**PASSAGE**

Step 1: Configure a mirroring-based back-to-origin rule

  1. Go to the Buckets page and click the name of the target bucket.

  2. In the navigation pane on the left, choose Data Management > Mirroring-based Back-to-origin.

  3. On the Mirroring-based Back-to-origin page, click Create Rule.

  4. In the Create Rule panel, configure the parameters. Keep the default values for parameters that are not mentioned.

    Parameter

    Configuration

    Origin Fetch Type

    Select Mirror.

    Origin Fetch Condition

    Select Filename Prefix and enter examplefolder/.

    Origin URL

    In the first column (Protocol), select https. In the second column (Domain Name), enter example.com. Leave the third column (Path Prefix) empty. The path prefix is appended to the domain name to form the path part of the origin URL.

  5. Click OK.

Step 2: Verify the rule

  1. Access https://examplebucket.oss-cn-hangzhou.aliyuncs.com/examplefolder/example.txt.

  2. If the examplefolder/example.txt object does not exist in examplebucket, OSS sends a request to https://example.com/examplefolder/example.txt for the object.

  3. After fetching the object, OSS renames it to examplefolder/example.txt, saves it to examplebucket, and returns the object to the requester.

**Annotated region listings**
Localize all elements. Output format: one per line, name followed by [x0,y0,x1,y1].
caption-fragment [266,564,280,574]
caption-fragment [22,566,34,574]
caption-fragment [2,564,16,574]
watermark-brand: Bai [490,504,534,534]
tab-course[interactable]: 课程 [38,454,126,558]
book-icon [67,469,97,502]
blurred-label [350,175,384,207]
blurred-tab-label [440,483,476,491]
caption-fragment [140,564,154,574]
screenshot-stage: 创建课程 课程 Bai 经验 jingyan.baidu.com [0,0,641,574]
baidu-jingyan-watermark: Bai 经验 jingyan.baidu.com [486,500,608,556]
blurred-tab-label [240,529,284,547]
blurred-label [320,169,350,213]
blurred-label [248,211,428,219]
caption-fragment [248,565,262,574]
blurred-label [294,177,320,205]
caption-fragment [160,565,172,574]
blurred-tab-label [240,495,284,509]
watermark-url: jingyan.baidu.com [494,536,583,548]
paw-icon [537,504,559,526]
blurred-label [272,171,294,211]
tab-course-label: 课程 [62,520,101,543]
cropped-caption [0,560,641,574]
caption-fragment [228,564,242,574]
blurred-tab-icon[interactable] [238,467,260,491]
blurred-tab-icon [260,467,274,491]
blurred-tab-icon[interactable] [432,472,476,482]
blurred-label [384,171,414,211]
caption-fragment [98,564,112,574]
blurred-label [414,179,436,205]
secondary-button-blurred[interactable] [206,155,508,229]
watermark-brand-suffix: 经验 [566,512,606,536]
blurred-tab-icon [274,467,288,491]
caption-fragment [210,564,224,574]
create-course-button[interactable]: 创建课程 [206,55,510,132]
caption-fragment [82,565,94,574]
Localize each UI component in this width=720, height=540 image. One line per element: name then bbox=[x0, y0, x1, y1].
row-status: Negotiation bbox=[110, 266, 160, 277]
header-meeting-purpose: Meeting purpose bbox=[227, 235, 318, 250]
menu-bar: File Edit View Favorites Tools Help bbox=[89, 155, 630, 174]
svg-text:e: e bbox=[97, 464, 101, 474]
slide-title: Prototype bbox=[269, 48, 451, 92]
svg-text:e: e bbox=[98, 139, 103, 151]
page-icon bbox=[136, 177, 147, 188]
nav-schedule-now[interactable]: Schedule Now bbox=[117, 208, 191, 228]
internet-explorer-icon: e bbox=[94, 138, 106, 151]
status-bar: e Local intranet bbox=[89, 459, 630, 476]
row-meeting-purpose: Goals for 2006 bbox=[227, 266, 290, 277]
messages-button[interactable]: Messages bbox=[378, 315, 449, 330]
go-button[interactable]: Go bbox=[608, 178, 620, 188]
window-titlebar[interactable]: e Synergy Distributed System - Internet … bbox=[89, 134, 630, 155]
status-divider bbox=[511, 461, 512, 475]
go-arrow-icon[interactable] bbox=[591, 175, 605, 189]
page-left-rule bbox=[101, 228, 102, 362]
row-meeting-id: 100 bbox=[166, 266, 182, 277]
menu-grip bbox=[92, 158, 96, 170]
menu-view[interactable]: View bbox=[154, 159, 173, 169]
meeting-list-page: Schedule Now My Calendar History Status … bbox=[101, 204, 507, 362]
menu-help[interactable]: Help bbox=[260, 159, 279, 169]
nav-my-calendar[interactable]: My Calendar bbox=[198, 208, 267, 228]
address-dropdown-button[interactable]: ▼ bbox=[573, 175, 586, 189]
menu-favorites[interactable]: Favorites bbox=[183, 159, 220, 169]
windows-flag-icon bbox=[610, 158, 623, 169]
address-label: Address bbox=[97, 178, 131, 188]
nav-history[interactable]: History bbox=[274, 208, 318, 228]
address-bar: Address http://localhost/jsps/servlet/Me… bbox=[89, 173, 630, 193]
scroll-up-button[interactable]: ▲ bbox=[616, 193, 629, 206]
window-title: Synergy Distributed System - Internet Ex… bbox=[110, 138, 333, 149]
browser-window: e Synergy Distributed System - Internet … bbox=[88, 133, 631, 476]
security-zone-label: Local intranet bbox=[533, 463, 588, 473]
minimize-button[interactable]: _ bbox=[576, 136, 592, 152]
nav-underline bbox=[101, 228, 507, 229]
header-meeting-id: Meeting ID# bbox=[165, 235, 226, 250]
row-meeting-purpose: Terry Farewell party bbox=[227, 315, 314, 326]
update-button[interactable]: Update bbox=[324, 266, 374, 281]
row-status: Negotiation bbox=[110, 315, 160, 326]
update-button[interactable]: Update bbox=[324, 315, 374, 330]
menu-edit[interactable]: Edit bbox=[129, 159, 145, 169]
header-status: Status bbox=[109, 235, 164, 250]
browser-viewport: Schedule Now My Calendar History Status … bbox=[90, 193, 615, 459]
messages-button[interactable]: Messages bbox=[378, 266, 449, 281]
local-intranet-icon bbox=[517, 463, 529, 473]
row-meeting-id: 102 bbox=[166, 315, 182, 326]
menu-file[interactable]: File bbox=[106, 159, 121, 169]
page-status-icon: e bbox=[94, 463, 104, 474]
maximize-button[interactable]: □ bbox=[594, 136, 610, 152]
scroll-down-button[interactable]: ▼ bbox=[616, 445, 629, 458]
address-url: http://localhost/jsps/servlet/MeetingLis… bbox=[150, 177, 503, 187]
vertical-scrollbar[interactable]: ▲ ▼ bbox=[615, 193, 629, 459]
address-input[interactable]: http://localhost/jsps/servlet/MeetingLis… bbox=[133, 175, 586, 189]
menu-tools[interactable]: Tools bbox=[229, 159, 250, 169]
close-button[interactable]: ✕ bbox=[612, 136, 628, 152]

**AIM OF THE TASK**
Can you continue the walkthrough on the mirroring-based back-to-origin rule from the point where it stops?

**RESPONSE FOR THIS EXERCISE**
Replace a directory and verify file integrity during origin fetch

In some scenarios, the directory structure in OSS differs from that of the origin server. You may also need to ensure the integrity of objects fetched from the origin server. This scenario shows how to map directories and use MD5 validation to ensure reliable object transfer during an origin fetch:

  • When a requester accesses an object that does not exist in the examplefolder directory of bucket-01 in the China (Hangzhou) region, the object can be fetched from the destfolder directory of the https://example.com site.

  • The MD5 hash of the fetched object must be verified. Objects with a mismatched MD5 hash are not saved in bucket-01.

Step 1: Configure a mirroring-based back-to-origin rule

  1. Go to the Buckets page and click the name of the target bucket.

  2. In the navigation pane on the left, choose Data Management > Mirroring-based Back-to-origin.

  3. On the Mirroring-based Back-to-origin page, click Create Rule.

  4. In the Create Rule panel, configure the required parameters as described in the following table. Keep the default configurations for other parameters.

    Parameter

    Configuration

    Origin Fetch Type

    Select Mirror.

    Origin Fetch Condition

    Select Filename Prefix and set it to examplefolder/.

    Replace Or Truncate Prefix

    Select Enable Prefix Replacement Or Truncation and set it to destfolder/.

    Note

    This option appears only after you set Filename Prefix in the Origin Fetch Condition section.

    Origin URL

    Set the first column to https, the second column to example.com, and leave the third column empty.

    Check MD5

    Select Enable MD5 Check. When the response to the back-to-origin request contains the Content-MD5 field, OSS checks whether the MD5 hash of the fetched file matches the value of the Content-MD5 field.

    • Match: The client gets the file, and OSS saves the fetched file.

    • Mismatch: Because calculating the MD5 hash requires the complete file data and the file has already been passed through to the client, the client can get the file, but OSS does not save it.

  5. Click OK.

Step 2: Verify the rule

  1. Access https://bucket-01.oss-cn-hangzhou.aliyuncs.com/examplefolder/example.txt.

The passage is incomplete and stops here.